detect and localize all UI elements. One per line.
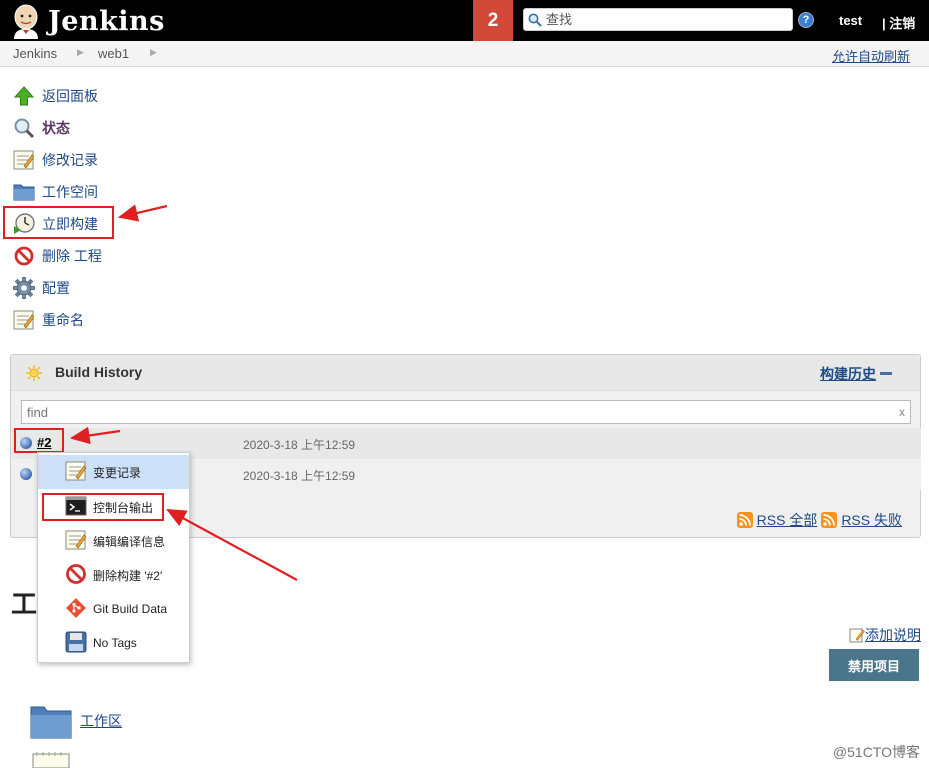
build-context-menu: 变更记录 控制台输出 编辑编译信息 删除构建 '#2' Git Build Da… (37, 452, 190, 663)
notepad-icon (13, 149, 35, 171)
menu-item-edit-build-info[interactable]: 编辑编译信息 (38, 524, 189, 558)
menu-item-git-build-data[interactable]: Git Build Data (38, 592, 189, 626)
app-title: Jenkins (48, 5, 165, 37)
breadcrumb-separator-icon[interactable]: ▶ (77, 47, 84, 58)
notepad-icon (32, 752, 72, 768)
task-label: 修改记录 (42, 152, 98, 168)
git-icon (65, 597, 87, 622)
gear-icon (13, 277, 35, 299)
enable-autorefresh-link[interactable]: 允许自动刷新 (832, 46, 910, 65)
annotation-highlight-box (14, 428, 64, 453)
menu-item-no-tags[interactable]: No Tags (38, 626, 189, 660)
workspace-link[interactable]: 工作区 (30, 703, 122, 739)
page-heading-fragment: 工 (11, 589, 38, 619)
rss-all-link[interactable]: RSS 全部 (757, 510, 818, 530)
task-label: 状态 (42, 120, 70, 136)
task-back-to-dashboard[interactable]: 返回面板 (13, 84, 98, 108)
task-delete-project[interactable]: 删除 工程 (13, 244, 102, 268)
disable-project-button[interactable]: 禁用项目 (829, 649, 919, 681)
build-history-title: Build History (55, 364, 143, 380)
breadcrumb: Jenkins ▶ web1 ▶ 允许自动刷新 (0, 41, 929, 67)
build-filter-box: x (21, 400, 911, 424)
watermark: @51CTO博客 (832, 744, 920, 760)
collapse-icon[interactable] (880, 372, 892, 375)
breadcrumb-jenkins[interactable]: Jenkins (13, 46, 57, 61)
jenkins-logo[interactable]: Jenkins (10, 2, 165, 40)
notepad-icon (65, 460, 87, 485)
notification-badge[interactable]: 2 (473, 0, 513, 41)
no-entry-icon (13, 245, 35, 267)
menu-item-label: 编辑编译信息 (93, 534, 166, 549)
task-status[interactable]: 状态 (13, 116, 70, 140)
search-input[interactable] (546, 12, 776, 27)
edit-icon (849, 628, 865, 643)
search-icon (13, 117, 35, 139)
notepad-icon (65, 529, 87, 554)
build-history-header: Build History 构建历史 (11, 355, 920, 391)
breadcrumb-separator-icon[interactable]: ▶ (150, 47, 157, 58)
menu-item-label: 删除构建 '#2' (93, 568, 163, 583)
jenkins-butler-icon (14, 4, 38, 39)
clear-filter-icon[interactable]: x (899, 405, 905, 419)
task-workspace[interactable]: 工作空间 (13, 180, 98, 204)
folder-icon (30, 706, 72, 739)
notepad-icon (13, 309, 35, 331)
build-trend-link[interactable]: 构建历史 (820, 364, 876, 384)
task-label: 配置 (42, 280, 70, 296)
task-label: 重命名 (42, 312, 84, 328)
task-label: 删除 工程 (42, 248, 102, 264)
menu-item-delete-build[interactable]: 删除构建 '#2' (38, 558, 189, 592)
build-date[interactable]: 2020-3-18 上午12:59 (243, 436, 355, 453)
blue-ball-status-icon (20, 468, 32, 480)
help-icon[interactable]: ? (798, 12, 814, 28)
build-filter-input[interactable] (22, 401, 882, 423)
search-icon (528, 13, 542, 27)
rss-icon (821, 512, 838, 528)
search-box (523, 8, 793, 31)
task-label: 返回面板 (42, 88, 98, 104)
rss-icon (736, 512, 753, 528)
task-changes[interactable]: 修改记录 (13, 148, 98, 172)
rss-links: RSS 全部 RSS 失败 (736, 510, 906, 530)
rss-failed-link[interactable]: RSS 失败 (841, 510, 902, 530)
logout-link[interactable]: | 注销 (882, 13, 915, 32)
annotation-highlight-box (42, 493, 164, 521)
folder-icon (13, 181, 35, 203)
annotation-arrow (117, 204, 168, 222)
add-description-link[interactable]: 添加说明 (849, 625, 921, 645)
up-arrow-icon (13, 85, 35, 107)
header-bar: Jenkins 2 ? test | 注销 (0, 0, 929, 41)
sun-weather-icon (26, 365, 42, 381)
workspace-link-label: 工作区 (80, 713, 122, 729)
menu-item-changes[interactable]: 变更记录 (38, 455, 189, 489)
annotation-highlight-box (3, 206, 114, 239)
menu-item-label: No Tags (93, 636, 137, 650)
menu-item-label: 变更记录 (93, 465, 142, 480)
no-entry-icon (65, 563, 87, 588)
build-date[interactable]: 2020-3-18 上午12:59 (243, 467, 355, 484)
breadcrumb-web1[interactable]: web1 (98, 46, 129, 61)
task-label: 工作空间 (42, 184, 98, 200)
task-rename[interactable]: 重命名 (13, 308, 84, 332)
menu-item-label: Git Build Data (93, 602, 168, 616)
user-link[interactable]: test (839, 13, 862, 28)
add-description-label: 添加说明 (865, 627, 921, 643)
======
● What is asked: Can you rewrite all the records above with every "notepad-icon" replaced by "document-icon" and nothing else changed, leaving the pictures out?

● Solution below:
detect and localize all UI elements. One per line.
build-context-menu: 变更记录 控制台输出 编辑编译信息 删除构建 '#2' Git Build Da… (37, 452, 190, 663)
document-icon (13, 149, 35, 171)
menu-item-edit-build-info[interactable]: 编辑编译信息 (38, 524, 189, 558)
menu-item-git-build-data[interactable]: Git Build Data (38, 592, 189, 626)
app-title: Jenkins (48, 5, 165, 37)
breadcrumb-separator-icon[interactable]: ▶ (77, 47, 84, 58)
document-icon (32, 752, 72, 768)
task-label: 修改记录 (42, 152, 98, 168)
git-icon (65, 597, 87, 622)
gear-icon (13, 277, 35, 299)
enable-autorefresh-link[interactable]: 允许自动刷新 (832, 46, 910, 65)
annotation-highlight-box (14, 428, 64, 453)
menu-item-no-tags[interactable]: No Tags (38, 626, 189, 660)
workspace-link[interactable]: 工作区 (30, 703, 122, 739)
page-heading-fragment: 工 (11, 589, 38, 619)
rss-all-link[interactable]: RSS 全部 (757, 510, 818, 530)
task-label: 状态 (42, 120, 70, 136)
task-back-to-dashboard[interactable]: 返回面板 (13, 84, 98, 108)
task-delete-project[interactable]: 删除 工程 (13, 244, 102, 268)
disable-project-button[interactable]: 禁用项目 (829, 649, 919, 681)
build-history-title: Build History (55, 364, 143, 380)
breadcrumb: Jenkins ▶ web1 ▶ 允许自动刷新 (0, 41, 929, 67)
build-filter-box: x (21, 400, 911, 424)
watermark: @51CTO博客 (832, 744, 920, 760)
collapse-icon[interactable] (880, 372, 892, 375)
breadcrumb-jenkins[interactable]: Jenkins (13, 46, 57, 61)
jenkins-logo[interactable]: Jenkins (10, 2, 165, 40)
document-icon (65, 460, 87, 485)
notification-badge[interactable]: 2 (473, 0, 513, 41)
no-entry-icon (13, 245, 35, 267)
menu-item-label: 编辑编译信息 (93, 534, 166, 549)
task-status[interactable]: 状态 (13, 116, 70, 140)
search-input[interactable] (546, 12, 776, 27)
edit-icon (849, 628, 865, 643)
search-icon (13, 117, 35, 139)
document-icon (65, 529, 87, 554)
build-history-header: Build History 构建历史 (11, 355, 920, 391)
breadcrumb-separator-icon[interactable]: ▶ (150, 47, 157, 58)
menu-item-label: 删除构建 '#2' (93, 568, 163, 583)
jenkins-butler-icon (14, 4, 38, 39)
clear-filter-icon[interactable]: x (899, 405, 905, 419)
task-workspace[interactable]: 工作空间 (13, 180, 98, 204)
folder-icon (30, 706, 72, 739)
document-icon (13, 309, 35, 331)
build-trend-link[interactable]: 构建历史 (820, 364, 876, 384)
task-label: 配置 (42, 280, 70, 296)
task-label: 重命名 (42, 312, 84, 328)
task-label: 删除 工程 (42, 248, 102, 264)
menu-item-delete-build[interactable]: 删除构建 '#2' (38, 558, 189, 592)
build-date[interactable]: 2020-3-18 上午12:59 (243, 436, 355, 453)
blue-ball-status-icon (20, 468, 32, 480)
help-icon[interactable]: ? (798, 12, 814, 28)
build-filter-input[interactable] (22, 401, 882, 423)
search-icon (528, 13, 542, 27)
rss-icon (821, 512, 838, 528)
search-box (523, 8, 793, 31)
task-label: 返回面板 (42, 88, 98, 104)
rss-icon (736, 512, 753, 528)
task-changes[interactable]: 修改记录 (13, 148, 98, 172)
rss-links: RSS 全部 RSS 失败 (736, 510, 906, 530)
rss-failed-link[interactable]: RSS 失败 (841, 510, 902, 530)
logout-link[interactable]: | 注销 (882, 13, 915, 32)
annotation-highlight-box (42, 493, 164, 521)
folder-icon (13, 181, 35, 203)
annotation-arrow (117, 204, 168, 222)
add-description-link[interactable]: 添加说明 (849, 625, 921, 645)
up-arrow-icon (13, 85, 35, 107)
header-bar: Jenkins 2 ? test | 注销 (0, 0, 929, 41)
sun-weather-icon (26, 365, 42, 381)
workspace-link-label: 工作区 (80, 713, 122, 729)
menu-item-changes[interactable]: 变更记录 (38, 455, 189, 489)
annotation-highlight-box (3, 206, 114, 239)
menu-item-label: No Tags (93, 636, 137, 650)
menu-item-label: 变更记录 (93, 465, 142, 480)
no-entry-icon (65, 563, 87, 588)
build-date[interactable]: 2020-3-18 上午12:59 (243, 467, 355, 484)
breadcrumb-web1[interactable]: web1 (98, 46, 129, 61)
task-label: 工作空间 (42, 184, 98, 200)
task-rename[interactable]: 重命名 (13, 308, 84, 332)
menu-item-label: Git Build Data (93, 602, 168, 616)
user-link[interactable]: test (839, 13, 862, 28)
add-description-label: 添加说明 (865, 627, 921, 643)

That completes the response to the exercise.